INFORMATION SUPPLIED =
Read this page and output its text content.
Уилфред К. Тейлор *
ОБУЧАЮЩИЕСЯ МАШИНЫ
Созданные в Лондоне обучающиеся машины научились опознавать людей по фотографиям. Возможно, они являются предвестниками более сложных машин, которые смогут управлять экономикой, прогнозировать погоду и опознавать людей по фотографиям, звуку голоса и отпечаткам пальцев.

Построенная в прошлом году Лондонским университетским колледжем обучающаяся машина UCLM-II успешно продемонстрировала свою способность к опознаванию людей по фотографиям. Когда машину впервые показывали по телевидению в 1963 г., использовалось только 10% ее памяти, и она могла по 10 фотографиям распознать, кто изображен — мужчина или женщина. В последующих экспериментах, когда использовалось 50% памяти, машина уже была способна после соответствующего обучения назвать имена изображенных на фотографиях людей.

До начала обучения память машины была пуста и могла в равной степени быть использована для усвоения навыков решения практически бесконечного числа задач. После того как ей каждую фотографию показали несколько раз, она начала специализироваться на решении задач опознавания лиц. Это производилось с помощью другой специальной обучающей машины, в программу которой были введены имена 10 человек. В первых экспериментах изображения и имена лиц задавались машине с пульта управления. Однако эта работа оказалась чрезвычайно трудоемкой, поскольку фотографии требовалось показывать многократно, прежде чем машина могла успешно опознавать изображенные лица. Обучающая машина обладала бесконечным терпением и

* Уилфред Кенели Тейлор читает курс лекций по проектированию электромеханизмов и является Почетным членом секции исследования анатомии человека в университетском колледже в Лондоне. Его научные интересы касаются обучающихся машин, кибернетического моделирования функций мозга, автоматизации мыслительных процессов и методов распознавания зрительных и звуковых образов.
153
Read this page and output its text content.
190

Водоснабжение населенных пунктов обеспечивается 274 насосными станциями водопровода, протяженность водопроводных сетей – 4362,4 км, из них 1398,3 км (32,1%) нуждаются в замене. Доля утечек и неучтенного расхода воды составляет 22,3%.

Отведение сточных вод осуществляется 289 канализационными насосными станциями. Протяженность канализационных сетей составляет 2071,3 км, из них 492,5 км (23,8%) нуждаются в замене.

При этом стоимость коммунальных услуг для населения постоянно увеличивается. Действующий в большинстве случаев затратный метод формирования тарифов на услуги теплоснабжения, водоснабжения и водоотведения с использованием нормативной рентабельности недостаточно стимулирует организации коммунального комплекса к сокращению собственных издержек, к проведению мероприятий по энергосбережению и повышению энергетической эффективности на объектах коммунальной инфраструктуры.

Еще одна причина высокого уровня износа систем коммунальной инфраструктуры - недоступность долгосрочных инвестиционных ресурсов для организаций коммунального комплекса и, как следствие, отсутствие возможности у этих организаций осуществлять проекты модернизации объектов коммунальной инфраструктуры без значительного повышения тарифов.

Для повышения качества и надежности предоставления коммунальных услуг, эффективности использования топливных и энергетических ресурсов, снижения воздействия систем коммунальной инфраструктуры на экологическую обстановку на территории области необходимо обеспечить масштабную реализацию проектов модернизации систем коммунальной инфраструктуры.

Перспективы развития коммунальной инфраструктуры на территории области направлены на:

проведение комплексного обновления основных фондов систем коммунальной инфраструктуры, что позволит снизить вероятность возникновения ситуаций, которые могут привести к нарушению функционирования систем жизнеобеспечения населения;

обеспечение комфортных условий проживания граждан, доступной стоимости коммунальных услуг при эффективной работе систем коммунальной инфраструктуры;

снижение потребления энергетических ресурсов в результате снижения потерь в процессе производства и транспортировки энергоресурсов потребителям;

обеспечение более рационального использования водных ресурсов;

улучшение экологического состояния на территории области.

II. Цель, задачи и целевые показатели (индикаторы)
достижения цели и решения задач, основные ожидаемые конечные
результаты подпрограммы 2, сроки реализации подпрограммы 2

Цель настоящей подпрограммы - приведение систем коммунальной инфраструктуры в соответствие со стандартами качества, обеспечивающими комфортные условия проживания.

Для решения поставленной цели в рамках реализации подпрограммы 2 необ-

BRIEF = All records above must be set down exactly, please.

TASK ANSWER =
Read this page and output its text content.
Уилфред К. Тейлор *
ОБУЧАЮЩИЕСЯ МАШИНЫ
Созданные в Лондоне обучающиеся машины научились опознавать людей по фотографиям. Возможно, они являются предвестниками более сложных машин, которые смогут управлять экономикой, прогнозировать погоду и опознавать людей по фотографиям, звуку голоса и отпечаткам пальцев.

Построенная в прошлом году Лондонским университетским колледжем обучающаяся машина UCLM-II успешно продемонстрировала свою способность к опознаванию людей по фотографиям. Когда машину впервые показывали по телевидению в 1963 г., использовалось только 10% ее памяти, и она могла по 10 фотографиям распознать, кто изображен — мужчина или женщина. В последующих экспериментах, когда использовалось 50% памяти, машина уже была способна после соответствующего обучения назвать имена изображенных на фотографиях людей.

До начала обучения память машины была пуста и могла в равной степени быть использована для усвоения навыков решения практически бесконечного числа задач. После того как ей каждую фотографию показали несколько раз, она начала специализироваться на решении задач опознавания лиц. Это производилось с помощью другой специальной обучающей машины, в программу которой были введены имена 10 человек. В первых экспериментах изображения и имена лиц задавались машине с пульта управления. Однако эта работа оказалась чрезвычайно трудоемкой, поскольку фотографии требовалось показывать многократно, прежде чем машина могла успешно опознавать изображенные лица. Обучающая машина обладала бесконечным терпением и

* Уилфред Кенели Тейлор читает курс лекций по проектированию электромеханизмов и является Почетным членом секции исследования анатомии человека в университетском колледже в Лондоне. Его научные интересы касаются обучающихся машин, кибернетического моделирования функций мозга, автоматизации мыслительных процессов и методов распознавания зрительных и звуковых образов.
153
Read this page and output its text content.
190

Водоснабжение населенных пунктов обеспечивается 274 насосными станциями водопровода, протяженность водопроводных сетей – 4362,4 км, из них 1398,3 км (32,1%) нуждаются в замене. Доля утечек и неучтенного расхода воды составляет 22,3%.

Отведение сточных вод осуществляется 289 канализационными насосными станциями. Протяженность канализационных сетей составляет 2071,3 км, из них 492,5 км (23,8%) нуждаются в замене.

При этом стоимость коммунальных услуг для населения постоянно увеличивается. Действующий в большинстве случаев затратный метод формирования тарифов на услуги теплоснабжения, водоснабжения и водоотведения с использованием нормативной рентабельности недостаточно стимулирует организации коммунального комплекса к сокращению собственных издержек, к проведению мероприятий по энергосбережению и повышению энергетической эффективности на объектах коммунальной инфраструктуры.

Еще одна причина высокого уровня износа систем коммунальной инфраструктуры - недоступность долгосрочных инвестиционных ресурсов для организаций коммунального комплекса и, как следствие, отсутствие возможности у этих организаций осуществлять проекты модернизации объектов коммунальной инфраструктуры без значительного повышения тарифов.

Для повышения качества и надежности предоставления коммунальных услуг, эффективности использования топливных и энергетических ресурсов, снижения воздействия систем коммунальной инфраструктуры на экологическую обстановку на территории области необходимо обеспечить масштабную реализацию проектов модернизации систем коммунальной инфраструктуры.

Перспективы развития коммунальной инфраструктуры на территории области направлены на:

проведение комплексного обновления основных фондов систем коммунальной инфраструктуры, что позволит снизить вероятность возникновения ситуаций, которые могут привести к нарушению функционирования систем жизнеобеспечения населения;

обеспечение комфортных условий проживания граждан, доступной стоимости коммунальных услуг при эффективной работе систем коммунальной инфраструктуры;

снижение потребления энергетических ресурсов в результате снижения потерь в процессе производства и транспортировки энергоресурсов потребителям;

обеспечение более рационального использования водных ресурсов;

улучшение экологического состояния на территории области.

II. Цель, задачи и целевые показатели (индикаторы)
достижения цели и решения задач, основные ожидаемые конечные
результаты подпрограммы 2, сроки реализации подпрограммы 2

Цель настоящей подпрограммы - приведение систем коммунальной инфраструктуры в соответствие со стандартами качества, обеспечивающими комфортные условия проживания.

Для решения поставленной цели в рамках реализации подпрограммы 2 необ-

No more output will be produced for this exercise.